- _THE EXERCISE_:
Count the lines in the listing below that contain the string "tick". Give only the number.

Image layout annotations
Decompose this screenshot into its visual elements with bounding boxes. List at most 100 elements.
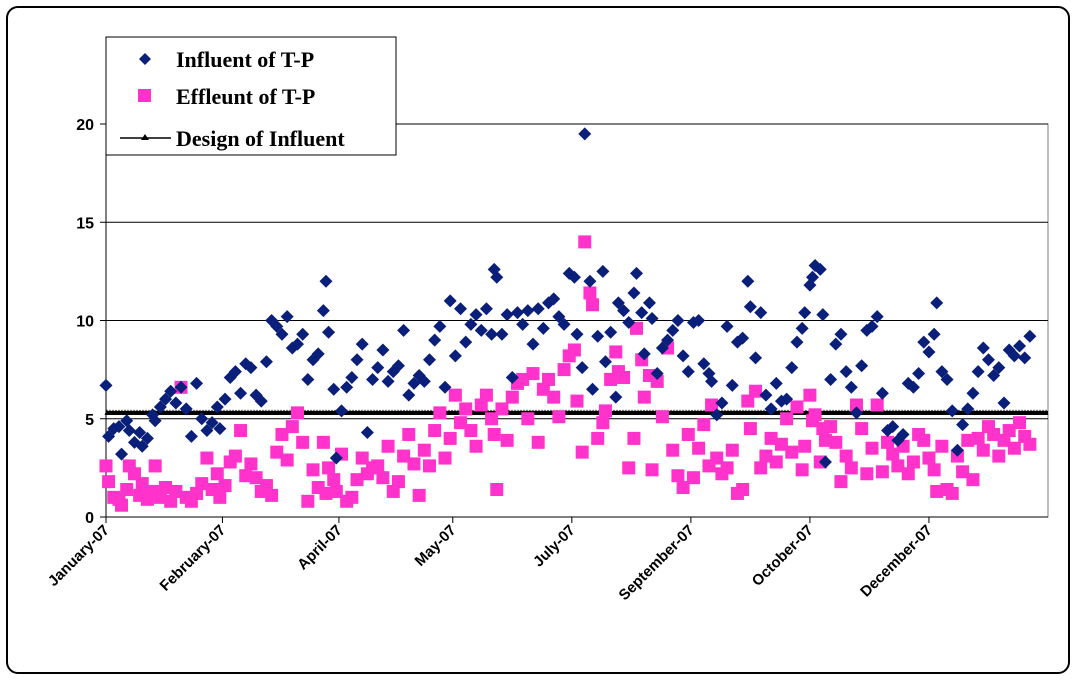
effluent-point (285, 420, 299, 434)
influent-point (479, 302, 493, 316)
effluent-point (127, 467, 141, 481)
influent-point (355, 337, 369, 351)
influent-point (987, 369, 1001, 383)
influent-point (813, 262, 827, 276)
legend-box (105, 36, 397, 156)
influent-point (335, 404, 348, 418)
effluent-point (917, 433, 931, 447)
effluent-point (329, 484, 343, 498)
influent-point (935, 365, 949, 379)
influent-point (275, 327, 289, 341)
influent-point (945, 404, 959, 418)
effluent-point (500, 433, 514, 447)
influent-point (133, 426, 147, 440)
effluent-point (901, 467, 915, 481)
influent-point (681, 365, 695, 379)
influent-point (153, 400, 167, 414)
influent-point (1013, 339, 1027, 353)
influent-point (839, 365, 853, 379)
influent-point (485, 327, 499, 341)
influent-point (495, 327, 509, 341)
influent-point (849, 406, 863, 420)
effluent-point (407, 457, 421, 471)
effluent-point (505, 390, 519, 404)
effluent-point (190, 486, 204, 500)
effluent-point (521, 412, 535, 426)
influent-point (1018, 351, 1032, 365)
effluent-point (945, 486, 959, 500)
influent-point (490, 270, 504, 284)
effluent-point (350, 473, 364, 487)
influent-point (609, 390, 623, 404)
influent-point (705, 374, 719, 388)
effluent-point (164, 494, 178, 508)
influent-point (642, 296, 656, 310)
influent-point (510, 306, 524, 320)
influent-point (329, 451, 343, 465)
effluent-point (705, 398, 719, 412)
effluent-point (795, 463, 809, 477)
influent-point (671, 314, 685, 327)
effluent-point (547, 390, 561, 404)
effluent-point (798, 439, 812, 453)
influent-point (586, 382, 600, 396)
effluent-point (428, 424, 442, 438)
effluent-point (666, 443, 680, 457)
effluent-point (839, 449, 853, 463)
influent-point (169, 396, 183, 410)
x-tick-label: October-07 (749, 522, 817, 590)
influent-point (829, 337, 843, 351)
influent-point (552, 310, 566, 324)
effluent-point (316, 435, 330, 449)
influent-point (459, 335, 473, 349)
effluent-point (306, 463, 320, 477)
influent-point (661, 333, 675, 347)
influent-point (591, 329, 605, 343)
influent-point (834, 327, 848, 341)
effluent-point (754, 461, 768, 475)
influent-point (345, 370, 359, 384)
x-tick-label: January-07 (45, 522, 113, 590)
effluent-point (531, 435, 545, 449)
influent-point (244, 361, 258, 375)
influent-point (397, 323, 411, 337)
effluent-point (376, 471, 390, 485)
effluent-point (785, 445, 799, 459)
effluent-point (961, 433, 975, 447)
influent-point (971, 365, 985, 379)
effluent-point (291, 406, 305, 420)
influent-point (200, 424, 214, 438)
x-tick-label: September-07 (616, 522, 698, 604)
influent-point (961, 402, 975, 416)
influent-point (855, 359, 869, 373)
influent-point (617, 304, 631, 318)
effluent-point (322, 461, 336, 475)
influent-point (637, 347, 651, 361)
influent-point (749, 351, 763, 365)
effluent-point (586, 298, 600, 312)
effluent-point (397, 449, 411, 463)
effluent-point (818, 433, 832, 447)
influent-point (927, 327, 941, 341)
influent-point (754, 306, 768, 320)
effluent-point (860, 467, 874, 481)
effluent-point (159, 481, 173, 495)
influent-point (291, 337, 305, 351)
influent-point (769, 376, 783, 390)
effluent-point (676, 481, 690, 495)
influent-point (966, 386, 980, 400)
effluent-point (671, 469, 685, 483)
effluent-point (265, 488, 279, 502)
effluent-point (790, 400, 804, 414)
effluent-point (213, 490, 227, 504)
effluent-point (575, 445, 589, 459)
influent-point (254, 394, 268, 408)
influent-point (270, 319, 284, 333)
influent-point (120, 414, 134, 428)
effluent-point (391, 475, 405, 489)
influent-point (213, 422, 227, 436)
effluent-point (865, 441, 879, 455)
influent-point (806, 270, 819, 284)
influent-point (611, 296, 625, 310)
effluent-point (115, 498, 129, 512)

- _ANSWER_:
3